● What the exercise asks
Wherever the string "申込状況" appears, copy the whole line.

[Entries from a dataset]
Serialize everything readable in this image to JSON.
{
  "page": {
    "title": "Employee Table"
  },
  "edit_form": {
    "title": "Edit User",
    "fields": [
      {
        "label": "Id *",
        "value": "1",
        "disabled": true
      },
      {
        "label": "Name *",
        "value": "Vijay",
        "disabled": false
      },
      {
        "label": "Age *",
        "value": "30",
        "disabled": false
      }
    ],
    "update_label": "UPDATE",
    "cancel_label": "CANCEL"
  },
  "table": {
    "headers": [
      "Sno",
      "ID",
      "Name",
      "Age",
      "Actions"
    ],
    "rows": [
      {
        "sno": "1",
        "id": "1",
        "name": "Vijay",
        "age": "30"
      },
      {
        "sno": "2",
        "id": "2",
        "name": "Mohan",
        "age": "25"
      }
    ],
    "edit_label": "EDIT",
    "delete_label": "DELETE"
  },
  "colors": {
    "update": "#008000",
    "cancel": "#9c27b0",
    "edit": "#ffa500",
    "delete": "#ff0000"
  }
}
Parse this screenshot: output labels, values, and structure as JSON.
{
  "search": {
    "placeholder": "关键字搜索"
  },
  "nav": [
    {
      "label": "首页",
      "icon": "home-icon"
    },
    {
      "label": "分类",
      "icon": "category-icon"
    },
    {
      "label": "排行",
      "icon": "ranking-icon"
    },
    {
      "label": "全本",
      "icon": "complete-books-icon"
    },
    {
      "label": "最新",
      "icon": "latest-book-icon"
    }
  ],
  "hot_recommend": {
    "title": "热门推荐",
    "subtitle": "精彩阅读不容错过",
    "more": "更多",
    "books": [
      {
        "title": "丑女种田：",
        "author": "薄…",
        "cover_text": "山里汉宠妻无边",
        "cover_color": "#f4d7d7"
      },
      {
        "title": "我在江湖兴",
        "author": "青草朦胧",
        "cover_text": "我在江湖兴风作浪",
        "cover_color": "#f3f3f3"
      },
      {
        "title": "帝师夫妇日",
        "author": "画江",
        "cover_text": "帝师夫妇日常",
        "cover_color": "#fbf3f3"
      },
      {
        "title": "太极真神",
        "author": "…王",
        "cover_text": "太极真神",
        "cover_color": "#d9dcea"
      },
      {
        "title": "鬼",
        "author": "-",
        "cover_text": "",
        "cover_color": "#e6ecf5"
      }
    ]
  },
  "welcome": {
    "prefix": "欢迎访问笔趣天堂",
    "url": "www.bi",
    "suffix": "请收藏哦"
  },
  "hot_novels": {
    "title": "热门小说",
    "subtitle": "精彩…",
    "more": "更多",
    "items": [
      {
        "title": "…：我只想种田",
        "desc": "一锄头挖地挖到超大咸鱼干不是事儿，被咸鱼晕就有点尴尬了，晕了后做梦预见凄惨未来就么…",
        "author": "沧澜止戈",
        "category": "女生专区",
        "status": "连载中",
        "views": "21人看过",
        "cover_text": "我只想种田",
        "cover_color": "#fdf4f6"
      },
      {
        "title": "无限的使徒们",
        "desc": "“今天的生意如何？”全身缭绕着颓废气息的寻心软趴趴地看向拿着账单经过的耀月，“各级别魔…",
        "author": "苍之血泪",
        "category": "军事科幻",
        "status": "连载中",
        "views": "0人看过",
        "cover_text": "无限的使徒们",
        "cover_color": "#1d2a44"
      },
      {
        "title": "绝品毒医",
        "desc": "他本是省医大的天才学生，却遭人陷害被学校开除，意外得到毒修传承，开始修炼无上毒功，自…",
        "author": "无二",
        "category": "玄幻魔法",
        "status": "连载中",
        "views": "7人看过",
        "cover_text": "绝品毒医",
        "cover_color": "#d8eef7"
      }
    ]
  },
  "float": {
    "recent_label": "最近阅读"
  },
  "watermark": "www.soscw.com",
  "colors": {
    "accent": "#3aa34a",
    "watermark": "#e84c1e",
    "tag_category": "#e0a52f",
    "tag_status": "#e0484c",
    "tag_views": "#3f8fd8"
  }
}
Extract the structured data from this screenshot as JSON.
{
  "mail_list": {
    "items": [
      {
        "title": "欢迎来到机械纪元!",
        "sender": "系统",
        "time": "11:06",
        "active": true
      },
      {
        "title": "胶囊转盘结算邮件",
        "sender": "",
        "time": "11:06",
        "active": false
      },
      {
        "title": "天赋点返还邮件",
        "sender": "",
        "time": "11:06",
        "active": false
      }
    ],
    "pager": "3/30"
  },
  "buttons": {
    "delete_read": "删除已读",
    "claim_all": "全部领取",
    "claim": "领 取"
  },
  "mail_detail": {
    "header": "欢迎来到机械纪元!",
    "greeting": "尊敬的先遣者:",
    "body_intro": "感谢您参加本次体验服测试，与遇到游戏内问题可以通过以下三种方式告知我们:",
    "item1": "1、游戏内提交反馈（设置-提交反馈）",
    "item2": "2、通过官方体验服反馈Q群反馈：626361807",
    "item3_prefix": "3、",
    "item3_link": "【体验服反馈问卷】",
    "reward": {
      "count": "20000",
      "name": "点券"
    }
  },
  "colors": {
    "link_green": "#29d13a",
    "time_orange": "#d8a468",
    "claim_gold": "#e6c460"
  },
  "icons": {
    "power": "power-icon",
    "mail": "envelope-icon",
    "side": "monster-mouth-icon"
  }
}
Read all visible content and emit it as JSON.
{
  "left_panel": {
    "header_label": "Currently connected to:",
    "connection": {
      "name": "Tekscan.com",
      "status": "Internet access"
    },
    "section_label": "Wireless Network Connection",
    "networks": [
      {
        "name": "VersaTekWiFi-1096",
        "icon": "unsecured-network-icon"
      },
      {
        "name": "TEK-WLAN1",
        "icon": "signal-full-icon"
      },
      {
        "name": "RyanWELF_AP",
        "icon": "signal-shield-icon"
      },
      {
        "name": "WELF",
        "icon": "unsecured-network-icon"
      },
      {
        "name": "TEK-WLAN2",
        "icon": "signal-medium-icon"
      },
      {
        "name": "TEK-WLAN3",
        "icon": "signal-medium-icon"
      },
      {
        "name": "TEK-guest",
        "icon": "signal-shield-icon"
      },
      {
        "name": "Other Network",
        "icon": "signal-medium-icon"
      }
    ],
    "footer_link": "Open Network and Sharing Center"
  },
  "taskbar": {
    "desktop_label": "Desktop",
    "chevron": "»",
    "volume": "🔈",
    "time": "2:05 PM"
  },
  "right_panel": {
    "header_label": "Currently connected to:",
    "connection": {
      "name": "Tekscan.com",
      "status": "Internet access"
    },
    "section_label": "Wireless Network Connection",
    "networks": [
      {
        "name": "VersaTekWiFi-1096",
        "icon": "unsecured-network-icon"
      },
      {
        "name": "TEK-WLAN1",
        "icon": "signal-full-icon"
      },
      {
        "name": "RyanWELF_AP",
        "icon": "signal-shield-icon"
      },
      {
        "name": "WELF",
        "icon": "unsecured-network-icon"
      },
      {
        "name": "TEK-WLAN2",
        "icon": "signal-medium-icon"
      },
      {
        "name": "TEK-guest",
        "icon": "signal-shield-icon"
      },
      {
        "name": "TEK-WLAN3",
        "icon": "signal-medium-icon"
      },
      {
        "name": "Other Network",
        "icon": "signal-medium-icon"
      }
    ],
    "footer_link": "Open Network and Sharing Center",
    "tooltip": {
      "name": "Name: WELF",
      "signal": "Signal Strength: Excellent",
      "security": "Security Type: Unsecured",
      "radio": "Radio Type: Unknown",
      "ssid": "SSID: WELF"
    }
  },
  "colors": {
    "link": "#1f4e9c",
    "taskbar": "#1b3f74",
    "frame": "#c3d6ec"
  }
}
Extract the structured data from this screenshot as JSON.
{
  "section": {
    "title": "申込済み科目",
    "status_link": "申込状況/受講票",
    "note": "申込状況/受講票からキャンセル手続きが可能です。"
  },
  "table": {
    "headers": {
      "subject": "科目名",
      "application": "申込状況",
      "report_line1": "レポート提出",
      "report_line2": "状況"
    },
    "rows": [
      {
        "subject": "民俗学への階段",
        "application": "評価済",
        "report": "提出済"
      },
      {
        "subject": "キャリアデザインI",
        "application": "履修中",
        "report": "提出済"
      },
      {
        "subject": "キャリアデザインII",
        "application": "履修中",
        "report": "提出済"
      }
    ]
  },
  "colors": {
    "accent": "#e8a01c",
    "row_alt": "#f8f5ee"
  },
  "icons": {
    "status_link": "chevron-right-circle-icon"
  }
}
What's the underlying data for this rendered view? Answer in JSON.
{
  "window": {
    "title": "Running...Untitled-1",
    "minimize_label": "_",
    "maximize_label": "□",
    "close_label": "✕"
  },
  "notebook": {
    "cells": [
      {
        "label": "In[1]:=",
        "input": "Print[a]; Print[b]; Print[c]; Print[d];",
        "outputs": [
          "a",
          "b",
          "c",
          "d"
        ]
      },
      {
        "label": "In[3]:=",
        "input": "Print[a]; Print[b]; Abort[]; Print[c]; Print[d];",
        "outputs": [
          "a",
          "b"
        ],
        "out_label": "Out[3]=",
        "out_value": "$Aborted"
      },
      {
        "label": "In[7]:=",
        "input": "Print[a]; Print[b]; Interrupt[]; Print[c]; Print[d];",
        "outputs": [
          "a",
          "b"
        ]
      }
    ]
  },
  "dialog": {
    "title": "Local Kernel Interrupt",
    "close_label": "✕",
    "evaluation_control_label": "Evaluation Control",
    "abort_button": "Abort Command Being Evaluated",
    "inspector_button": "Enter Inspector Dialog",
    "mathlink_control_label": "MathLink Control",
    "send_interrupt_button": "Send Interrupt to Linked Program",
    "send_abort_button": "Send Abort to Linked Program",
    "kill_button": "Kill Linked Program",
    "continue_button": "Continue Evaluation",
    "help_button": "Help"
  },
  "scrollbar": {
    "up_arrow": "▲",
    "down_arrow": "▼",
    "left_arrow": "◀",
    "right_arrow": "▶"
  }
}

● Solution for this task
    "status_link": "申込状況/受講票",
    "note": "申込状況/受講票からキャンセル手続きが可能です。"
      "application": "申込状況",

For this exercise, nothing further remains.